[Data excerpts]
⁂

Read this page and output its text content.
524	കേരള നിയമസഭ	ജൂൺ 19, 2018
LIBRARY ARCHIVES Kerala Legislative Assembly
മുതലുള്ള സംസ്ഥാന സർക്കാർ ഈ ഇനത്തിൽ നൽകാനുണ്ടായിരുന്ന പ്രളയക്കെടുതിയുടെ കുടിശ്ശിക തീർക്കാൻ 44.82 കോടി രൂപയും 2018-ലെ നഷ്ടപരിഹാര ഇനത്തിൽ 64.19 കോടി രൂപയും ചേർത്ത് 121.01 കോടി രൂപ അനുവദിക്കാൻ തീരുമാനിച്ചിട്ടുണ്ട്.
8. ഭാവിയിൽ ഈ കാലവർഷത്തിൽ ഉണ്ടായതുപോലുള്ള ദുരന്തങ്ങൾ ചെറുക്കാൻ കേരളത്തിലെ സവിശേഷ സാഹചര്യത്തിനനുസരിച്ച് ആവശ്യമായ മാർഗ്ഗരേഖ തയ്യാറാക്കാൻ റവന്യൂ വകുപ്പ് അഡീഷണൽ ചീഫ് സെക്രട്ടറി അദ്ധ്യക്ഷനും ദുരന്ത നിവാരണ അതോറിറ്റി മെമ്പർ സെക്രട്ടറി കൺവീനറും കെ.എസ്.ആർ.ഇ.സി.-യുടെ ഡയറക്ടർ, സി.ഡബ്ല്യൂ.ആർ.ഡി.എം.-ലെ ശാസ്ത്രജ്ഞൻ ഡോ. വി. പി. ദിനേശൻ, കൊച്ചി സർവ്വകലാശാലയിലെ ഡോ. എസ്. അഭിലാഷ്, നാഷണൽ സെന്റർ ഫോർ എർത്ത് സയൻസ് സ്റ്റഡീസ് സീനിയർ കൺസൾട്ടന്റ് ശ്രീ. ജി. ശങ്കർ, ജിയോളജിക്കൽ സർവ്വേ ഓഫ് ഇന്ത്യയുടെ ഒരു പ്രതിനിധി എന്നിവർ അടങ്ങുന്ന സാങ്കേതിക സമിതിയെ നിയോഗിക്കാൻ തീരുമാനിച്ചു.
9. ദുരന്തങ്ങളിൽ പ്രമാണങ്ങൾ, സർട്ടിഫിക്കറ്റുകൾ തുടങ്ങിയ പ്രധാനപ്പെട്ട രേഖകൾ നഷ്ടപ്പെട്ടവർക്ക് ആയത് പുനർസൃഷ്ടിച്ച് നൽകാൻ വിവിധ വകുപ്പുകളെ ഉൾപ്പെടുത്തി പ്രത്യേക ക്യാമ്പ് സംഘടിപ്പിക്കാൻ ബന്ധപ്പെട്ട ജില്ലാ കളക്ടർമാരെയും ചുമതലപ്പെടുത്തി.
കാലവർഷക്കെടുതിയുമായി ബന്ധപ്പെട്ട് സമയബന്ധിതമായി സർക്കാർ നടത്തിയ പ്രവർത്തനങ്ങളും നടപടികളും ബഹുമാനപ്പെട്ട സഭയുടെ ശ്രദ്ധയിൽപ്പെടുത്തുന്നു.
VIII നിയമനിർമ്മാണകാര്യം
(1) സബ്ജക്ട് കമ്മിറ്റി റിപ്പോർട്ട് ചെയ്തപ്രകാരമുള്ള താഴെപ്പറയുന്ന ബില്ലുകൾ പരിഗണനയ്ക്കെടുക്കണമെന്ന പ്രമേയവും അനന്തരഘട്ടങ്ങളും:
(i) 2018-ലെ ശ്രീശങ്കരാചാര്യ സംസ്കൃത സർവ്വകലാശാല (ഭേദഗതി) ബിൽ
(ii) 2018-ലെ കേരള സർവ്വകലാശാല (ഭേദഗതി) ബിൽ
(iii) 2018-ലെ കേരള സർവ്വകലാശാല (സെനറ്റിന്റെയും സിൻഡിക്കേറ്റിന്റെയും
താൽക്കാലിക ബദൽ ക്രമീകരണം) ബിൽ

⁂

Work required = Every entry must be output again, exactly as written above.

Exercise response =
Read this page and output its text content.
524	കേരള നിയമസഭ	ജൂൺ 19, 2018
LIBRARY ARCHIVES Kerala Legislative Assembly
മുതലുള്ള സംസ്ഥാന സർക്കാർ ഈ ഇനത്തിൽ നൽകാനുണ്ടായിരുന്ന പ്രളയക്കെടുതിയുടെ കുടിശ്ശിക തീർക്കാൻ 44.82 കോടി രൂപയും 2018-ലെ നഷ്ടപരിഹാര ഇനത്തിൽ 64.19 കോടി രൂപയും ചേർത്ത് 121.01 കോടി രൂപ അനുവദിക്കാൻ തീരുമാനിച്ചിട്ടുണ്ട്.
8. ഭാവിയിൽ ഈ കാലവർഷത്തിൽ ഉണ്ടായതുപോലുള്ള ദുരന്തങ്ങൾ ചെറുക്കാൻ കേരളത്തിലെ സവിശേഷ സാഹചര്യത്തിനനുസരിച്ച് ആവശ്യമായ മാർഗ്ഗരേഖ തയ്യാറാക്കാൻ റവന്യൂ വകുപ്പ് അഡീഷണൽ ചീഫ് സെക്രട്ടറി അദ്ധ്യക്ഷനും ദുരന്ത നിവാരണ അതോറിറ്റി മെമ്പർ സെക്രട്ടറി കൺവീനറും കെ.എസ്.ആർ.ഇ.സി.-യുടെ ഡയറക്ടർ, സി.ഡബ്ല്യൂ.ആർ.ഡി.എം.-ലെ ശാസ്ത്രജ്ഞൻ ഡോ. വി. പി. ദിനേശൻ, കൊച്ചി സർവ്വകലാശാലയിലെ ഡോ. എസ്. അഭിലാഷ്, നാഷണൽ സെന്റർ ഫോർ എർത്ത് സയൻസ് സ്റ്റഡീസ് സീനിയർ കൺസൾട്ടന്റ് ശ്രീ. ജി. ശങ്കർ, ജിയോളജിക്കൽ സർവ്വേ ഓഫ് ഇന്ത്യയുടെ ഒരു പ്രതിനിധി എന്നിവർ അടങ്ങുന്ന സാങ്കേതിക സമിതിയെ നിയോഗിക്കാൻ തീരുമാനിച്ചു.
9. ദുരന്തങ്ങളിൽ പ്രമാണങ്ങൾ, സർട്ടിഫിക്കറ്റുകൾ തുടങ്ങിയ പ്രധാനപ്പെട്ട രേഖകൾ നഷ്ടപ്പെട്ടവർക്ക് ആയത് പുനർസൃഷ്ടിച്ച് നൽകാൻ വിവിധ വകുപ്പുകളെ ഉൾപ്പെടുത്തി പ്രത്യേക ക്യാമ്പ് സംഘടിപ്പിക്കാൻ ബന്ധപ്പെട്ട ജില്ലാ കളക്ടർമാരെയും ചുമതലപ്പെടുത്തി.
കാലവർഷക്കെടുതിയുമായി ബന്ധപ്പെട്ട് സമയബന്ധിതമായി സർക്കാർ നടത്തിയ പ്രവർത്തനങ്ങളും നടപടികളും ബഹുമാനപ്പെട്ട സഭയുടെ ശ്രദ്ധയിൽപ്പെടുത്തുന്നു.
VIII നിയമനിർമ്മാണകാര്യം
(1) സബ്ജക്ട് കമ്മിറ്റി റിപ്പോർട്ട് ചെയ്തപ്രകാരമുള്ള താഴെപ്പറയുന്ന ബില്ലുകൾ പരിഗണനയ്ക്കെടുക്കണമെന്ന പ്രമേയവും അനന്തരഘട്ടങ്ങളും:
(i) 2018-ലെ ശ്രീശങ്കരാചാര്യ സംസ്കൃത സർവ്വകലാശാല (ഭേദഗതി) ബിൽ
(ii) 2018-ലെ കേരള സർവ്വകലാശാല (ഭേദഗതി) ബിൽ
(iii) 2018-ലെ കേരള സർവ്വകലാശാല (സെനറ്റിന്റെയും സിൻഡിക്കേറ്റിന്റെയും
താൽക്കാലിക ബദൽ ക്രമീകരണം) ബിൽ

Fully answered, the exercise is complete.